▸ **Directions**
Below is the data. Give it again, complete and exact.

▸ **Stored rows**
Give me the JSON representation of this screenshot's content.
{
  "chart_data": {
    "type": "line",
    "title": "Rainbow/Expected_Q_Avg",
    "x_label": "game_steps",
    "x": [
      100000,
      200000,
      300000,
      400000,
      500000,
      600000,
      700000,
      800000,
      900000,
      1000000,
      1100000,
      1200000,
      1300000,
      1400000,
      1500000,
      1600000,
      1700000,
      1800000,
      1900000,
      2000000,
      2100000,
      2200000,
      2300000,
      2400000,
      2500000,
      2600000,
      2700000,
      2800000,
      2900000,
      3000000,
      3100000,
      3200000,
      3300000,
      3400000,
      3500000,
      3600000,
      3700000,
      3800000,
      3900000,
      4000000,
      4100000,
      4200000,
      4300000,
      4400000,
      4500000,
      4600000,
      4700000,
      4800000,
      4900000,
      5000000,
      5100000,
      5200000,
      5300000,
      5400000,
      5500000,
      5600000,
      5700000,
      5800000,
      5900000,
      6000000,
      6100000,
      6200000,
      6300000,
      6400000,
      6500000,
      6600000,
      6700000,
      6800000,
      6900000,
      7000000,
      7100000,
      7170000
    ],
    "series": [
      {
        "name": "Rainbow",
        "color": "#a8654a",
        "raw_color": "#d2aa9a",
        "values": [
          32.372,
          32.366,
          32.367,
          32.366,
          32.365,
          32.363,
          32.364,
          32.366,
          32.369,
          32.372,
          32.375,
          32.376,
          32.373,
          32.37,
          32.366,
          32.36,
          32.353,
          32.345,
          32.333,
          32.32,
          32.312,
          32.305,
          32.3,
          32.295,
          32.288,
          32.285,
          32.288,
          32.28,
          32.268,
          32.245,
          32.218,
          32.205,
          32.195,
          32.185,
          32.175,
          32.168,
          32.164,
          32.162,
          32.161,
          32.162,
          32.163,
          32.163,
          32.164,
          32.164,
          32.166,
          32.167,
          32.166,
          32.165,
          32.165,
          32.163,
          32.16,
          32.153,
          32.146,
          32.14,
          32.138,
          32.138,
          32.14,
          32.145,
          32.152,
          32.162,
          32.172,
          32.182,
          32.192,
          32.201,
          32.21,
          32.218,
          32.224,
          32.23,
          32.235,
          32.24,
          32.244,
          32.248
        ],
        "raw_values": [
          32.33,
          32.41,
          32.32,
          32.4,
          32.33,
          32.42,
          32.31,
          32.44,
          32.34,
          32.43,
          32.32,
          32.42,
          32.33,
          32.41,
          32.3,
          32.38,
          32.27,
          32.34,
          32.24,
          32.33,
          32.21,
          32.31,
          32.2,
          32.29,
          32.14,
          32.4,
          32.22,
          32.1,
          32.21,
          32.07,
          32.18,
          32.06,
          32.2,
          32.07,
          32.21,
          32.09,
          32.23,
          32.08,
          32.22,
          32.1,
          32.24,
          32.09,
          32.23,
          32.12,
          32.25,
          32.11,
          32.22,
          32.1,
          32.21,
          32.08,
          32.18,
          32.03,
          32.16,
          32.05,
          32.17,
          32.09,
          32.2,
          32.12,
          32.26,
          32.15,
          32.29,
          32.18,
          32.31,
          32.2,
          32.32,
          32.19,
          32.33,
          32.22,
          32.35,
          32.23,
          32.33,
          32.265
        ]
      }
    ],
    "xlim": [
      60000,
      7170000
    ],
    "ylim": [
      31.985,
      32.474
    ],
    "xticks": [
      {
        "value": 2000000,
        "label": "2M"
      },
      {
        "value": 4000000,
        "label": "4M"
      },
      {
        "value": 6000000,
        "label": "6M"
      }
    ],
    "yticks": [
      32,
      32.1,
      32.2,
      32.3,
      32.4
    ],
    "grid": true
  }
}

▸ **Response below**
Give me the JSON representation of this screenshot's content.
{
  "chart_data": {
    "type": "line",
    "title": "Rainbow/Expected_Q_Avg",
    "x_label": "game_steps",
    "x": [
      100000,
      200000,
      300000,
      400000,
      500000,
      600000,
      700000,
      800000,
      900000,
      1000000,
      1100000,
      1200000,
      1300000,
      1400000,
      1500000,
      1600000,
      1700000,
      1800000,
      1900000,
      2000000,
      2100000,
      2200000,
      2300000,
      2400000,
      2500000,
      2600000,
      2700000,
      2800000,
      2900000,
      3000000,
      3100000,
      3200000,
      3300000,
      3400000,
      3500000,
      3600000,
      3700000,
      3800000,
      3900000,
      4000000,
      4100000,
      4200000,
      4300000,
      4400000,
      4500000,
      4600000,
      4700000,
      4800000,
      4900000,
      5000000,
      5100000,
      5200000,
      5300000,
      5400000,
      5500000,
      5600000,
      5700000,
      5800000,
      5900000,
      6000000,
      6100000,
      6200000,
      6300000,
      6400000,
      6500000,
      6600000,
      6700000,
      6800000,
      6900000,
      7000000,
      7100000,
      7170000
    ],
    "series": [
      {
        "name": "Rainbow",
        "color": "#a8654a",
        "raw_color": "#d2aa9a",
        "values": [
          32.372,
          32.366,
          32.367,
          32.366,
          32.365,
          32.363,
          32.364,
          32.366,
          32.369,
          32.372,
          32.375,
          32.376,
          32.373,
          32.37,
          32.366,
          32.36,
          32.353,
          32.345,
          32.333,
          32.32,
          32.312,
          32.305,
          32.3,
          32.295,
          32.288,
          32.285,
          32.288,
          32.28,
          32.268,
          32.245,
          32.218,
          32.205,
          32.195,
          32.185,
          32.175,
          32.168,
          32.164,
          32.162,
          32.161,
          32.162,
          32.163,
          32.163,
          32.164,
          32.164,
          32.166,
          32.167,
          32.166,
          32.165,
          32.165,
          32.163,
          32.16,
          32.153,
          32.146,
          32.14,
          32.138,
          32.138,
          32.14,
          32.145,
          32.152,
          32.162,
          32.172,
          32.182,
          32.192,
          32.201,
          32.21,
          32.218,
          32.224,
          32.23,
          32.235,
          32.24,
          32.244,
          32.248
        ],
        "raw_values": [
          32.33,
          32.41,
          32.32,
          32.4,
          32.33,
          32.42,
          32.31,
          32.44,
          32.34,
          32.43,
          32.32,
          32.42,
          32.33,
          32.41,
          32.3,
          32.38,
          32.27,
          32.34,
          32.24,
          32.33,
          32.21,
          32.31,
          32.2,
          32.29,
          32.14,
          32.4,
          32.22,
          32.1,
          32.21,
          32.07,
          32.18,
          32.06,
          32.2,
          32.07,
          32.21,
          32.09,
          32.23,
          32.08,
          32.22,
          32.1,
          32.24,
          32.09,
          32.23,
          32.12,
          32.25,
          32.11,
          32.22,
          32.1,
          32.21,
          32.08,
          32.18,
          32.03,
          32.16,
          32.05,
          32.17,
          32.09,
          32.2,
          32.12,
          32.26,
          32.15,
          32.29,
          32.18,
          32.31,
          32.2,
          32.32,
          32.19,
          32.33,
          32.22,
          32.35,
          32.23,
          32.33,
          32.265
        ]
      }
    ],
    "xlim": [
      60000,
      7170000
    ],
    "ylim": [
      31.985,
      32.474
    ],
    "xticks": [
      {
        "value": 2000000,
        "label": "2M"
      },
      {
        "value": 4000000,
        "label": "4M"
      },
      {
        "value": 6000000,
        "label": "6M"
      }
    ],
    "yticks": [
      32,
      32.1,
      32.2,
      32.3,
      32.4
    ],
    "grid": true
  }
}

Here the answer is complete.